--- BEGIN SUPPLIED DATA ---

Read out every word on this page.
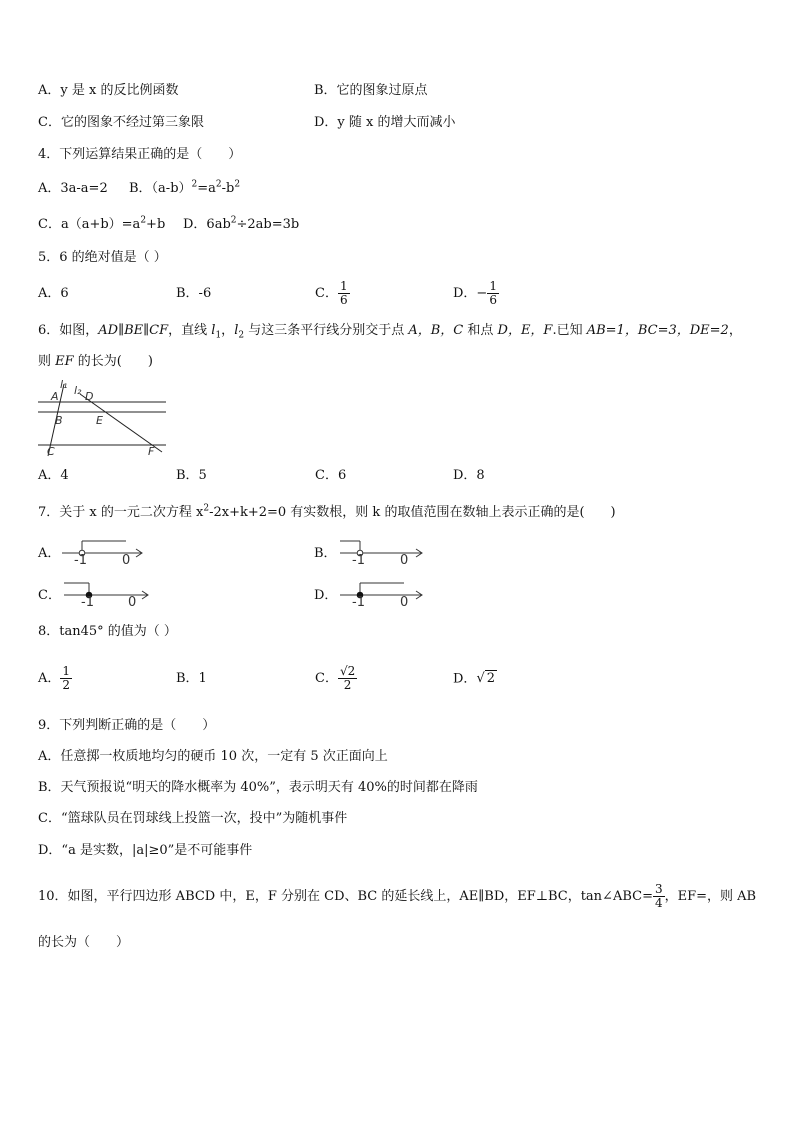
A．y 是 x 的反比例函数	B．它的图象过原点
C．它的图象不经过第三象限	D．y 随 x 的增大而减小
4．下列运算结果正确的是（　　）
A．3a-a=2 B．$(a-b)^2=a^2-b^2$
C．$a(a+b)=a^2+b$ D．$6ab^2\div 2ab=3b$
5．6 的绝对值是（ ）
A．6	B．-6	C． $\frac{1}{6}$	D．− $\frac{1}{6}$
6．如图，AD∥BE∥CF，直线 $l_1$，$l_2$ 与这三条平行线分别交于点 A，B，C 和点 D，E，F.已知 AB=1，BC=3，DE=2，
则 EF 的长为(　　)
l₁ l₂
A D
B	E
C	F
A．4	B．5	C．6	D．8
7．关于 x 的一元二次方程 $x^2-2x+k+2=0$ 有实数根，则 k 的取值范围在数轴上表示正确的是(　　)
A． -1	0	B． -1	0
C． -1	0	D． -1	0
8．tan45° 的值为（ ）
A． $\frac{1}{2}$	B．1	C． $\frac{√2}{2}$	D．√ 2
9．下列判断正确的是（　　）
A．任意掷一枚质地均匀的硬币 10 次，一定有 5 次正面向上
B．天气预报说“明天的降水概率为 40%”，表示明天有 40%的时间都在降雨
C．“篮球队员在罚球线上投篮一次，投中”为随机事件
D．“a 是实数，|a|≥0”是不可能事件
10．如图，平行四边形 ABCD 中，E，F 分别在 CD、BC 的延长线上，AE∥BD，EF⊥BC，tan∠ABC= $\frac{3}{4}$ ，EF=，则 AB
的长为（　　）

--- END SUPPLIED DATA ---

(PROBLEM STATEMENT): Counting only lines of the data above that hold "frac", report the total and nothing else.

(TASK RESPONSE): 3